** start of Recorded information **
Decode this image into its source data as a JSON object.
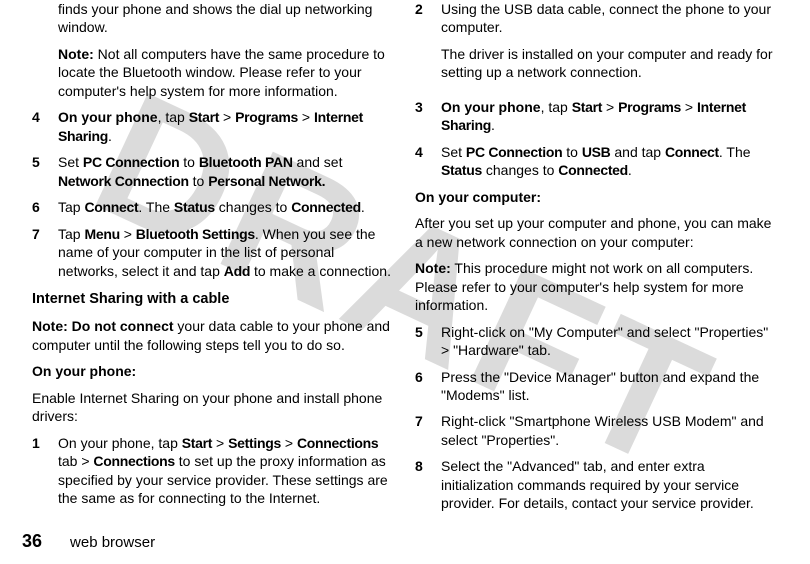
{
  "watermark": "DRAFT",
  "left": {
    "intro1": "finds your phone and shows the dial up networking window.",
    "note1_label": "Note:",
    "note1_body": " Not all computers have the same procedure to locate the Bluetooth window. Please refer to your computer's help system for more information.",
    "s4": {
      "num": "4",
      "lead": "On your phone",
      "mid": ", tap ",
      "a": "Start",
      "gt1": " > ",
      "b": "Programs",
      "gt2": " > ",
      "c": "Internet Sharing",
      "end": "."
    },
    "s5": {
      "num": "5",
      "t1": "Set ",
      "a": "PC Connection",
      "t2": " to ",
      "b": "Bluetooth PAN",
      "t3": " and set ",
      "c": "Network Connection",
      "t4": " to ",
      "d": "Personal Network.",
      "end": ""
    },
    "s6": {
      "num": "6",
      "t1": "Tap ",
      "a": "Connect",
      "t2": ". The ",
      "b": "Status",
      "t3": " changes to ",
      "c": "Connected",
      "end": "."
    },
    "s7": {
      "num": "7",
      "t1": "Tap ",
      "a": "Menu",
      "gt": " > ",
      "b": "Bluetooth Settings",
      "t2": ". When you see the name of your computer in the list of personal networks, select it and tap ",
      "c": "Add",
      "t3": " to make a connection."
    },
    "heading_cable": "Internet Sharing with a cable",
    "note2_label": "Note: Do not connect",
    "note2_body": " your data cable to your phone and computer until the following steps tell you to do so.",
    "onphone": "On your phone:",
    "enable": "Enable Internet Sharing on your phone and install phone drivers:",
    "s1": {
      "num": "1",
      "t1": "On your phone, tap ",
      "a": "Start",
      "gt1": " > ",
      "b": "Settings",
      "gt2": " > ",
      "c": "Connections",
      "t2": " tab > ",
      "d": "Connections",
      "t3": " to set up the proxy information as specified by your service provider. These settings are the same as for connecting to the Internet."
    }
  },
  "right": {
    "s2": {
      "num": "2",
      "t1": "Using the USB data cable, connect the phone to your computer.",
      "t2": "The driver is installed on your computer and ready for setting up a network connection."
    },
    "s3": {
      "num": "3",
      "lead": "On your phone",
      "mid": ", tap ",
      "a": "Start",
      "gt1": " > ",
      "b": "Programs",
      "gt2": " > ",
      "c": "Internet Sharing",
      "end": "."
    },
    "s4": {
      "num": "4",
      "t1": "Set ",
      "a": "PC Connection",
      "t2": " to ",
      "b": "USB",
      "t3": " and tap ",
      "c": "Connect",
      "t4": ". The ",
      "d": "Status",
      "t5": " changes to ",
      "e": "Connected",
      "end": "."
    },
    "oncomp": "On your computer:",
    "after": "After you set up your computer and phone, you can make a new network connection on your computer:",
    "note_label": "Note:",
    "note_body": " This procedure might not work on all computers. Please refer to your computer's help system for more information.",
    "s5": {
      "num": "5",
      "t": "Right-click on \"My Computer\" and select \"Properties\" > \"Hardware\" tab."
    },
    "s6": {
      "num": "6",
      "t": "Press the \"Device Manager\" button and expand the \"Modems\" list."
    },
    "s7": {
      "num": "7",
      "t": "Right-click \"Smartphone Wireless USB Modem\" and select \"Properties\"."
    },
    "s8": {
      "num": "8",
      "t": "Select the \"Advanced\" tab, and enter extra initialization commands required by your service provider. For details, contact your service provider."
    }
  },
  "footer": {
    "page": "36",
    "title": "web browser"
  }
}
** end of Recorded information **
Your task. Write out all the records again, exactly, minus any pictures.

Correct answer.
Decode this image into its source data as a JSON object.
{
  "watermark": "DRAFT",
  "left": {
    "intro1": "finds your phone and shows the dial up networking window.",
    "note1_label": "Note:",
    "note1_body": " Not all computers have the same procedure to locate the Bluetooth window. Please refer to your computer's help system for more information.",
    "s4": {
      "num": "4",
      "lead": "On your phone",
      "mid": ", tap ",
      "a": "Start",
      "gt1": " > ",
      "b": "Programs",
      "gt2": " > ",
      "c": "Internet Sharing",
      "end": "."
    },
    "s5": {
      "num": "5",
      "t1": "Set ",
      "a": "PC Connection",
      "t2": " to ",
      "b": "Bluetooth PAN",
      "t3": " and set ",
      "c": "Network Connection",
      "t4": " to ",
      "d": "Personal Network.",
      "end": ""
    },
    "s6": {
      "num": "6",
      "t1": "Tap ",
      "a": "Connect",
      "t2": ". The ",
      "b": "Status",
      "t3": " changes to ",
      "c": "Connected",
      "end": "."
    },
    "s7": {
      "num": "7",
      "t1": "Tap ",
      "a": "Menu",
      "gt": " > ",
      "b": "Bluetooth Settings",
      "t2": ". When you see the name of your computer in the list of personal networks, select it and tap ",
      "c": "Add",
      "t3": " to make a connection."
    },
    "heading_cable": "Internet Sharing with a cable",
    "note2_label": "Note: Do not connect",
    "note2_body": " your data cable to your phone and computer until the following steps tell you to do so.",
    "onphone": "On your phone:",
    "enable": "Enable Internet Sharing on your phone and install phone drivers:",
    "s1": {
      "num": "1",
      "t1": "On your phone, tap ",
      "a": "Start",
      "gt1": " > ",
      "b": "Settings",
      "gt2": " > ",
      "c": "Connections",
      "t2": " tab > ",
      "d": "Connections",
      "t3": " to set up the proxy information as specified by your service provider. These settings are the same as for connecting to the Internet."
    }
  },
  "right": {
    "s2": {
      "num": "2",
      "t1": "Using the USB data cable, connect the phone to your computer.",
      "t2": "The driver is installed on your computer and ready for setting up a network connection."
    },
    "s3": {
      "num": "3",
      "lead": "On your phone",
      "mid": ", tap ",
      "a": "Start",
      "gt1": " > ",
      "b": "Programs",
      "gt2": " > ",
      "c": "Internet Sharing",
      "end": "."
    },
    "s4": {
      "num": "4",
      "t1": "Set ",
      "a": "PC Connection",
      "t2": " to ",
      "b": "USB",
      "t3": " and tap ",
      "c": "Connect",
      "t4": ". The ",
      "d": "Status",
      "t5": " changes to ",
      "e": "Connected",
      "end": "."
    },
    "oncomp": "On your computer:",
    "after": "After you set up your computer and phone, you can make a new network connection on your computer:",
    "note_label": "Note:",
    "note_body": " This procedure might not work on all computers. Please refer to your computer's help system for more information.",
    "s5": {
      "num": "5",
      "t": "Right-click on \"My Computer\" and select \"Properties\" > \"Hardware\" tab."
    },
    "s6": {
      "num": "6",
      "t": "Press the \"Device Manager\" button and expand the \"Modems\" list."
    },
    "s7": {
      "num": "7",
      "t": "Right-click \"Smartphone Wireless USB Modem\" and select \"Properties\"."
    },
    "s8": {
      "num": "8",
      "t": "Select the \"Advanced\" tab, and enter extra initialization commands required by your service provider. For details, contact your service provider."
    }
  },
  "footer": {
    "page": "36",
    "title": "web browser"
  }
}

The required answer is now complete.